_RAW DATA:_
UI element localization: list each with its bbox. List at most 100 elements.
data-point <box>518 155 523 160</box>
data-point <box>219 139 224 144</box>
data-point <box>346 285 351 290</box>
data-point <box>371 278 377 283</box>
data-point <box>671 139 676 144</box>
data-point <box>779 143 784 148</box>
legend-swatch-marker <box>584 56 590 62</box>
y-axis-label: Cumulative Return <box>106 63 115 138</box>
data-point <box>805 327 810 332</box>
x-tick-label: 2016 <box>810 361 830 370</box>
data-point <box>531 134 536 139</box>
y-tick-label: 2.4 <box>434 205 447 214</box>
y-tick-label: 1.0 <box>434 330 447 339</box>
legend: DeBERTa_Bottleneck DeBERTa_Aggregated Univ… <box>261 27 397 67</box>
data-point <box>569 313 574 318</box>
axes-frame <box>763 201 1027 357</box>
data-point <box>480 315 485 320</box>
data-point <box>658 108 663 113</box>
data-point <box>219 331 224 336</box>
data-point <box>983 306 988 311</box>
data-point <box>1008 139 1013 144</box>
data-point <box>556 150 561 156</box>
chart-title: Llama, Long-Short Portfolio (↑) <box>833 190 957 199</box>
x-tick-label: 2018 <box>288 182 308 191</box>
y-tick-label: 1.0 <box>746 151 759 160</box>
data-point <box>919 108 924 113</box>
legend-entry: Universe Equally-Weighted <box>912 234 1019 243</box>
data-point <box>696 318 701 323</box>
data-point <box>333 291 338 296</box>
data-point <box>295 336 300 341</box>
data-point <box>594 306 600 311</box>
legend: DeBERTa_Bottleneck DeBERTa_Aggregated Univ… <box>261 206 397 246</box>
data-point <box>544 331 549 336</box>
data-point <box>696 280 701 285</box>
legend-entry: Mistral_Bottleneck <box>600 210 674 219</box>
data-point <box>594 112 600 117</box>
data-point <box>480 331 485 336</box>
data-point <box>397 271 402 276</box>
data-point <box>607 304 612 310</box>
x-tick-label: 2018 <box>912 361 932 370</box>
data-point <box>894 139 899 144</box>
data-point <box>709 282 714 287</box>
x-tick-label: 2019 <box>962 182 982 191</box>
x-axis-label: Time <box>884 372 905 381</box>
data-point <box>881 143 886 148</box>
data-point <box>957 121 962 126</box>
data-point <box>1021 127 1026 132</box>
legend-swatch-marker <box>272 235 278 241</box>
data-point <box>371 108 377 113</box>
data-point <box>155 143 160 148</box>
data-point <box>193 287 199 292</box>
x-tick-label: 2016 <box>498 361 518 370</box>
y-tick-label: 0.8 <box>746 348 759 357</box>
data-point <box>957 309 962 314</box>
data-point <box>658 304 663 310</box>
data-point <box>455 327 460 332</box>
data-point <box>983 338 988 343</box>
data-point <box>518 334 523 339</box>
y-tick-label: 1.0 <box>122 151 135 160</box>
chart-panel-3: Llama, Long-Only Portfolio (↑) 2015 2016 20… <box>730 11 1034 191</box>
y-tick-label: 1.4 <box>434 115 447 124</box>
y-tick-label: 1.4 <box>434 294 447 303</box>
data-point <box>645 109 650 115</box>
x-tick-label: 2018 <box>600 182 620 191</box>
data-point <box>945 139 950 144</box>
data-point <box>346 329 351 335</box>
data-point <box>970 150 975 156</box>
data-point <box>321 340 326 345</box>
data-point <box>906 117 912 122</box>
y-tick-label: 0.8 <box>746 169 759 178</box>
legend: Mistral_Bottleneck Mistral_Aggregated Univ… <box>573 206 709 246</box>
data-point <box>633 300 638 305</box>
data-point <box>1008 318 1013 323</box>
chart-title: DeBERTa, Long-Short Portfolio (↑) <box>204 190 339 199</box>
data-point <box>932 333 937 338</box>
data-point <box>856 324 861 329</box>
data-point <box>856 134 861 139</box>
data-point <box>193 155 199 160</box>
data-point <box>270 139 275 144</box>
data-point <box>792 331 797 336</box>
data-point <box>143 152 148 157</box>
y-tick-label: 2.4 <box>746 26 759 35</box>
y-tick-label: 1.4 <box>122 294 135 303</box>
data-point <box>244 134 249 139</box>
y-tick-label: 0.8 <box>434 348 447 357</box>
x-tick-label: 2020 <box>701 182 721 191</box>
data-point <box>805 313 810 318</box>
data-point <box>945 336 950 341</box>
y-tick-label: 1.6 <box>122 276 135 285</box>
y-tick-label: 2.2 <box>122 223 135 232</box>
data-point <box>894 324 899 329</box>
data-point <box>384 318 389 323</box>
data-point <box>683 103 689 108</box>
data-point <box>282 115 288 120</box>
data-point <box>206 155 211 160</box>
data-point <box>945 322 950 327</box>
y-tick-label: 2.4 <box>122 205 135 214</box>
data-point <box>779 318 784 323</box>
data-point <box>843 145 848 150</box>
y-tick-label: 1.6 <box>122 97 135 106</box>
==
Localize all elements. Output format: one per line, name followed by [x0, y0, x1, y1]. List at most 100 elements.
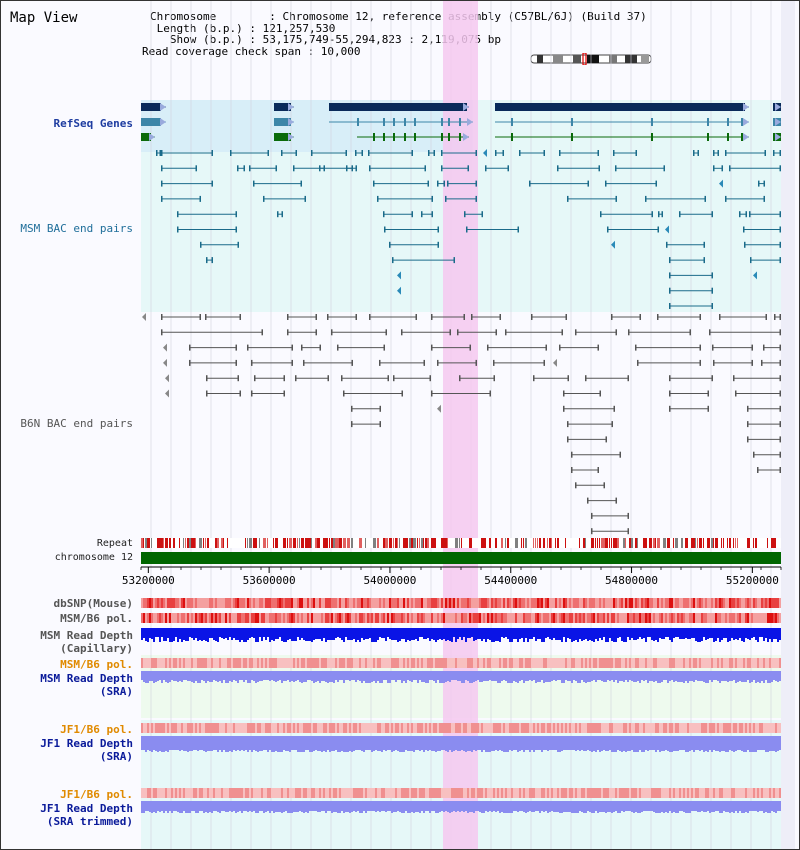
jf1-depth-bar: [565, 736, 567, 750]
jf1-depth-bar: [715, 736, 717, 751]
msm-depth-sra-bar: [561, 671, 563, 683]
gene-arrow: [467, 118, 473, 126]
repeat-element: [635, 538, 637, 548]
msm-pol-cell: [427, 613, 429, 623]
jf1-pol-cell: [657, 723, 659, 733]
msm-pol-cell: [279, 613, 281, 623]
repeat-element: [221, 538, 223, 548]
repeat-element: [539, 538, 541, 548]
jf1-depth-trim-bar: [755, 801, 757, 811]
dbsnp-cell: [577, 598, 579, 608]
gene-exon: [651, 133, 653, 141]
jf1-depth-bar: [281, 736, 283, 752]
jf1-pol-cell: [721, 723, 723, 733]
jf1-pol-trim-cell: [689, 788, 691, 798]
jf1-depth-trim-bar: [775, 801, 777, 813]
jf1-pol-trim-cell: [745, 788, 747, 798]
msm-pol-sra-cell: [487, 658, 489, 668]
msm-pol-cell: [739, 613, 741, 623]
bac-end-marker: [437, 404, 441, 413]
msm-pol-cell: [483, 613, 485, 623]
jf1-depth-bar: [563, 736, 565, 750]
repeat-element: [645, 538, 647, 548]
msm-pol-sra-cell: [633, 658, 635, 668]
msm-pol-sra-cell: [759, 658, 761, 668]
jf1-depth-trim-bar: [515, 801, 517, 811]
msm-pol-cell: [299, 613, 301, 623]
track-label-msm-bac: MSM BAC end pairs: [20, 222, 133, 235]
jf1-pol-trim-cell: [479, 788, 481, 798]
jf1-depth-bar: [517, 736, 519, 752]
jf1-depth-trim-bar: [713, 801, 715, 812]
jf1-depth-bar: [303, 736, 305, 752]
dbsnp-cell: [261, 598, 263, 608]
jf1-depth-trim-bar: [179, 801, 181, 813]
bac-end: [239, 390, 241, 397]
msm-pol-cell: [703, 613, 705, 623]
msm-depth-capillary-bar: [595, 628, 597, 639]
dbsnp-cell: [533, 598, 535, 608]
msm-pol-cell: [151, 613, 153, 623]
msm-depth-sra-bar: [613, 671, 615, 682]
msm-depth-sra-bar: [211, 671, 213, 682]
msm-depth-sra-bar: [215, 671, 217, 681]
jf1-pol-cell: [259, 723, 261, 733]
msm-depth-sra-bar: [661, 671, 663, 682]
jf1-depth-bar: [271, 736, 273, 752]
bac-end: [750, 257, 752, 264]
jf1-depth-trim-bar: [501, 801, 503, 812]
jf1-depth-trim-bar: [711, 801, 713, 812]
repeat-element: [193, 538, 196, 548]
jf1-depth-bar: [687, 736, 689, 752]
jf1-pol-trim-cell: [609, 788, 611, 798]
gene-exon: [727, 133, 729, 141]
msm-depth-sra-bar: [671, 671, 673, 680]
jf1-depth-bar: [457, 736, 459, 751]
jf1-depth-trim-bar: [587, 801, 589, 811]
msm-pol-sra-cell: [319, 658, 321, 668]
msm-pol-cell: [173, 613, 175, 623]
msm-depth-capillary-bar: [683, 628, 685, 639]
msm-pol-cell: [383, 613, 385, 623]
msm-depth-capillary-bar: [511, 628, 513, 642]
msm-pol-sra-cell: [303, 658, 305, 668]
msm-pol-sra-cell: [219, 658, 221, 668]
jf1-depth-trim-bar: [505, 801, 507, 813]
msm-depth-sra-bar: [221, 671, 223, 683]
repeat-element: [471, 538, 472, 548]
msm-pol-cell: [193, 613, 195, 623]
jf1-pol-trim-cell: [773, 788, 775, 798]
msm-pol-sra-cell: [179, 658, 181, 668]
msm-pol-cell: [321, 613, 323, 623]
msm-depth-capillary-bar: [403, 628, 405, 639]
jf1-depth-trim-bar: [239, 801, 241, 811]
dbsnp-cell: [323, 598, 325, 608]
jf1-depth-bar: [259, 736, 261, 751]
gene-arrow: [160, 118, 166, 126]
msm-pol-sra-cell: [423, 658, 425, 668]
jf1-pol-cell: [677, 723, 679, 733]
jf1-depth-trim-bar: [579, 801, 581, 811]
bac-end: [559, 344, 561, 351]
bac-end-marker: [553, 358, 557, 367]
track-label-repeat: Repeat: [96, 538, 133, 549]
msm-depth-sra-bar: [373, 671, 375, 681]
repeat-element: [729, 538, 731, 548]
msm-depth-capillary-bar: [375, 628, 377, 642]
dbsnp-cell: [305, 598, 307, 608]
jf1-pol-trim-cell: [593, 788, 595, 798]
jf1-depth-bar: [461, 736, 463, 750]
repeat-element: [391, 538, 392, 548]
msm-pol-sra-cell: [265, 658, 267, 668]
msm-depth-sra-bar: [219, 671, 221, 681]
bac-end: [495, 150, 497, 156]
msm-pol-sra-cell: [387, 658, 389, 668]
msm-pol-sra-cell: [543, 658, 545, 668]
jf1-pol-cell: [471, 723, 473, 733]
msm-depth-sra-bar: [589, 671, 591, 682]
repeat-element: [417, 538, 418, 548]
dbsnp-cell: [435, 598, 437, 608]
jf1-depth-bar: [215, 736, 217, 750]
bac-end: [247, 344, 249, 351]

_GOAL:_
Write out, word for word, the stretch from the line containing "UI element localization: list" through the line containing "x-tick-label: 2016 <box>810 361 830 370</box>".

_SOLUTION TO THE PROBLEM:_
UI element localization: list each with its bbox. List at most 100 elements.
data-point <box>518 155 523 160</box>
data-point <box>219 139 224 144</box>
data-point <box>346 285 351 290</box>
data-point <box>371 278 377 283</box>
data-point <box>671 139 676 144</box>
data-point <box>779 143 784 148</box>
legend-swatch-marker <box>584 56 590 62</box>
y-axis-label: Cumulative Return <box>106 63 115 138</box>
data-point <box>805 327 810 332</box>
x-tick-label: 2016 <box>810 361 830 370</box>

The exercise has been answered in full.